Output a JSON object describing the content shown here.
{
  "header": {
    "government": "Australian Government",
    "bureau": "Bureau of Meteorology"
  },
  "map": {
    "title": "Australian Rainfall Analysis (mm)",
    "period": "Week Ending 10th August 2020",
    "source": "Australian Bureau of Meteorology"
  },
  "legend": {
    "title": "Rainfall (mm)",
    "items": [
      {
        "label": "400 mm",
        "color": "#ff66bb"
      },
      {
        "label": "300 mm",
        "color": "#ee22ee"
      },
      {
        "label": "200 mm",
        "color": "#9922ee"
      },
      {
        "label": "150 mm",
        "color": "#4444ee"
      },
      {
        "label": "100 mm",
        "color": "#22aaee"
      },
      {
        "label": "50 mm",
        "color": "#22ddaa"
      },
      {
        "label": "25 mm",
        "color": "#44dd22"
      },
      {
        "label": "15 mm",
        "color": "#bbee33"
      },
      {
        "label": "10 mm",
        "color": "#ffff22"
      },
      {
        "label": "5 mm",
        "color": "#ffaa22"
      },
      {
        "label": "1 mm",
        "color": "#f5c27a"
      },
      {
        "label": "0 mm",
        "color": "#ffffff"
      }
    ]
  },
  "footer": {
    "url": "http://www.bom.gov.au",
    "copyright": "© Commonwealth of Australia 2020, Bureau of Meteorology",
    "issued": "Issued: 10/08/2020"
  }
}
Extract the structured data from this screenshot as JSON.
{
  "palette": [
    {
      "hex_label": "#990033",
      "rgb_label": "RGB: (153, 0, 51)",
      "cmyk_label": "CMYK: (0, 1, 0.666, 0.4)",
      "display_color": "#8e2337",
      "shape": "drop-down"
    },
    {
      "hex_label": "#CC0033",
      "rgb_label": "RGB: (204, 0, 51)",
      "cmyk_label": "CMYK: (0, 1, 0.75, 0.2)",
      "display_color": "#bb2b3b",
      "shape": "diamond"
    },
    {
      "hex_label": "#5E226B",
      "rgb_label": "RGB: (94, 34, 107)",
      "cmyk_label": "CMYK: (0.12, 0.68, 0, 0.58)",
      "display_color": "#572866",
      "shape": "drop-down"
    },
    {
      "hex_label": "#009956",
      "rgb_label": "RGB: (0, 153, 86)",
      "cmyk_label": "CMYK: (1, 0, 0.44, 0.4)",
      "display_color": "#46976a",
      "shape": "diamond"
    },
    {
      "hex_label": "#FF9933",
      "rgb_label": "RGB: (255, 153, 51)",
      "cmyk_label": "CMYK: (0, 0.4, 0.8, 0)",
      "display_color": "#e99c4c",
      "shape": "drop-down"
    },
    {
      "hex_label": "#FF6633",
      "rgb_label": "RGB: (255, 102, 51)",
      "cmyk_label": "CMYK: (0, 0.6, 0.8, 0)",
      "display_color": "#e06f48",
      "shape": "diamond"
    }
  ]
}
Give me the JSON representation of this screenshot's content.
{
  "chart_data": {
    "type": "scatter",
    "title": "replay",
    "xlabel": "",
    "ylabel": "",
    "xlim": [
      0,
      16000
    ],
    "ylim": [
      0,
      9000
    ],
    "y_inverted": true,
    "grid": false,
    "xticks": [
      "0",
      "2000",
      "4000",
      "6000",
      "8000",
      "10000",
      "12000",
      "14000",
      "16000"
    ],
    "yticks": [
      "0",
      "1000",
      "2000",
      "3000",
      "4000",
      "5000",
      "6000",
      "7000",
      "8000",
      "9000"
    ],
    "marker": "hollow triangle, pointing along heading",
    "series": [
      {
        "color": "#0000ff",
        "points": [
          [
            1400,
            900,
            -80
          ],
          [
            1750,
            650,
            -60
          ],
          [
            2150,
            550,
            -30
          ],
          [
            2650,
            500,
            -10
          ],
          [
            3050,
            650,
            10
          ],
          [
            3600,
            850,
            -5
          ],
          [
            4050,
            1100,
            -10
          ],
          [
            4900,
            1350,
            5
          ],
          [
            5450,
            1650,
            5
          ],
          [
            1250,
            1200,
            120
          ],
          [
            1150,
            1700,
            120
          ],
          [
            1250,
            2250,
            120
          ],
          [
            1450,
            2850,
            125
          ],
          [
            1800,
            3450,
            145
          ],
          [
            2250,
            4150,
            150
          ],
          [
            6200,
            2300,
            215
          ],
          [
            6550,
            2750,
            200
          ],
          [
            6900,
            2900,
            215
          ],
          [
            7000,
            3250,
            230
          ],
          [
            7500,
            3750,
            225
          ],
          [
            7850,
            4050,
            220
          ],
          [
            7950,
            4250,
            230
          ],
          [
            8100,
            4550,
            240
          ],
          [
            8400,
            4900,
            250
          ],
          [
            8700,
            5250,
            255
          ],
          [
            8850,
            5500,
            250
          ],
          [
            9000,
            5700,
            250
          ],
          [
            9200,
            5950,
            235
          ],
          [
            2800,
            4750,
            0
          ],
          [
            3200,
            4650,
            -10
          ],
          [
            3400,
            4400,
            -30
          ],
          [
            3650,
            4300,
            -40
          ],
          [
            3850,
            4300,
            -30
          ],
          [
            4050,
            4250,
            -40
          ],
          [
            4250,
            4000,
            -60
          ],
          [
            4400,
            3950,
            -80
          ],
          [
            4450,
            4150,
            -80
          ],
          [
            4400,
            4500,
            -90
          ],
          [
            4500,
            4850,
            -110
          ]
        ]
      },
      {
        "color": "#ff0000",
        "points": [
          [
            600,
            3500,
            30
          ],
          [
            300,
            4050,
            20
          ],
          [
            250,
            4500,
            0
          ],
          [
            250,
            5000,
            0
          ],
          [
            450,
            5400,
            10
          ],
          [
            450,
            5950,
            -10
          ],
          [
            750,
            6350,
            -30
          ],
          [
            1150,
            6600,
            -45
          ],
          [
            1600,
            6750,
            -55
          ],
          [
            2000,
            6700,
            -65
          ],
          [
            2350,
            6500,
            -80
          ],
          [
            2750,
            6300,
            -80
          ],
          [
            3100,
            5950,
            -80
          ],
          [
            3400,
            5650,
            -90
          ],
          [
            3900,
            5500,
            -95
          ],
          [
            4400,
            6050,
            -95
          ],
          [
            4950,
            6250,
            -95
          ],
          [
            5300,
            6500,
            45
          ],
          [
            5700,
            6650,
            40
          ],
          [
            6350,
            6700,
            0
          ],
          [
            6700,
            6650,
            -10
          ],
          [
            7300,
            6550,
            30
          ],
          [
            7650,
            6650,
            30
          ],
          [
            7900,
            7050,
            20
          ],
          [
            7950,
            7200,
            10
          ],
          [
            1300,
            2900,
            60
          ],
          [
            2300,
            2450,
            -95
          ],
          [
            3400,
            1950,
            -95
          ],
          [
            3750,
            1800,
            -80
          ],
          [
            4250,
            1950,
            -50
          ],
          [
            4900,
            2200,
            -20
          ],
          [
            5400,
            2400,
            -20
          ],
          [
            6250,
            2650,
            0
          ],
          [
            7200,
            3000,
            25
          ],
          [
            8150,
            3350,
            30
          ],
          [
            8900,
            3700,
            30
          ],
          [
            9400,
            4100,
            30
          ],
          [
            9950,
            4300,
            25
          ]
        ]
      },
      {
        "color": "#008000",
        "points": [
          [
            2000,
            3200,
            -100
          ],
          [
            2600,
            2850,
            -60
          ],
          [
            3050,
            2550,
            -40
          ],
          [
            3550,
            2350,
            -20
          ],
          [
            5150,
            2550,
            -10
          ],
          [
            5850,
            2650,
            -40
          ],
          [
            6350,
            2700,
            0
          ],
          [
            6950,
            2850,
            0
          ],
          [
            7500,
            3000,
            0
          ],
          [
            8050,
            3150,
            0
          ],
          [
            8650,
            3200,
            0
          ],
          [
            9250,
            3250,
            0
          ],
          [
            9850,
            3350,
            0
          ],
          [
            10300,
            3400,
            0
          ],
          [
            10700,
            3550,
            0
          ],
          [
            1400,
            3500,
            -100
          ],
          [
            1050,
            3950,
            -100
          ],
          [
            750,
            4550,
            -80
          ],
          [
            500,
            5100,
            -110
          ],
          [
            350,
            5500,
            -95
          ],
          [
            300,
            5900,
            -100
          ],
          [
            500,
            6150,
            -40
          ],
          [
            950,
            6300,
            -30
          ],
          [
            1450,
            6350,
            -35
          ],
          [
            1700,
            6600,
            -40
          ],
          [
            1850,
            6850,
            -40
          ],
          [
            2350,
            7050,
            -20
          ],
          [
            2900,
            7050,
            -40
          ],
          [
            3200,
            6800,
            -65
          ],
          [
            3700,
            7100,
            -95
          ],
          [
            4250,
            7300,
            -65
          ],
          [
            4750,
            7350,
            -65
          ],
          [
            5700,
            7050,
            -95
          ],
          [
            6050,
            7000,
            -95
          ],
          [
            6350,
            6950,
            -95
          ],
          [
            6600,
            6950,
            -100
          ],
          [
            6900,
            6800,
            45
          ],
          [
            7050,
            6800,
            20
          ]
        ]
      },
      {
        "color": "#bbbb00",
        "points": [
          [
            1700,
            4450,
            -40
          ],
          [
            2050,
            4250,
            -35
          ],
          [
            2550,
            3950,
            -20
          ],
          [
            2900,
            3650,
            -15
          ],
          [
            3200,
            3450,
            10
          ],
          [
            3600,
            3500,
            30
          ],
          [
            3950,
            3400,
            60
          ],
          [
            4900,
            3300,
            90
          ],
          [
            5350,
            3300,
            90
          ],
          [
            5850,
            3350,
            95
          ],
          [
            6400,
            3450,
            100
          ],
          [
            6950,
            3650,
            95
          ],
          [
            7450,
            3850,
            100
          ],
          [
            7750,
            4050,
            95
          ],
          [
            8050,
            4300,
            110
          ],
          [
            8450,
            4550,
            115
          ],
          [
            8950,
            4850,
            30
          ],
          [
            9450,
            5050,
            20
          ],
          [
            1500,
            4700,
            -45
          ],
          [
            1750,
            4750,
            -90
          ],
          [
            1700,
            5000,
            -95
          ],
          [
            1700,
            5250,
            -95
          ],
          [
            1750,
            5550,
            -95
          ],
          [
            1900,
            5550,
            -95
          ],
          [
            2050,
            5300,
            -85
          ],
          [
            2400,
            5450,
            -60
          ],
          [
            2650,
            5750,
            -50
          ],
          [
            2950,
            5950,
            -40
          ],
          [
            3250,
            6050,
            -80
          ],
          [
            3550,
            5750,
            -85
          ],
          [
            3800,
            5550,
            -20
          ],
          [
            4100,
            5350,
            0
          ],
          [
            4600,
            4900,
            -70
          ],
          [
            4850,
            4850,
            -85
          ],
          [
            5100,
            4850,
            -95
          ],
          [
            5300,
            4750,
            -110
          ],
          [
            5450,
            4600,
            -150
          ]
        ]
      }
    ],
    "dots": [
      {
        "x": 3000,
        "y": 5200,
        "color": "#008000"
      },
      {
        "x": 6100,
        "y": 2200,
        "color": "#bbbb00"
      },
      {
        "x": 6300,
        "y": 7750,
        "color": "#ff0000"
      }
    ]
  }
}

### Given instruction
Copy out every line in the listing where the word "this" appears.

### Task answer
Extract the structured data from this screenshot as JSON.
Give me the JSON representation of this screenshot's content.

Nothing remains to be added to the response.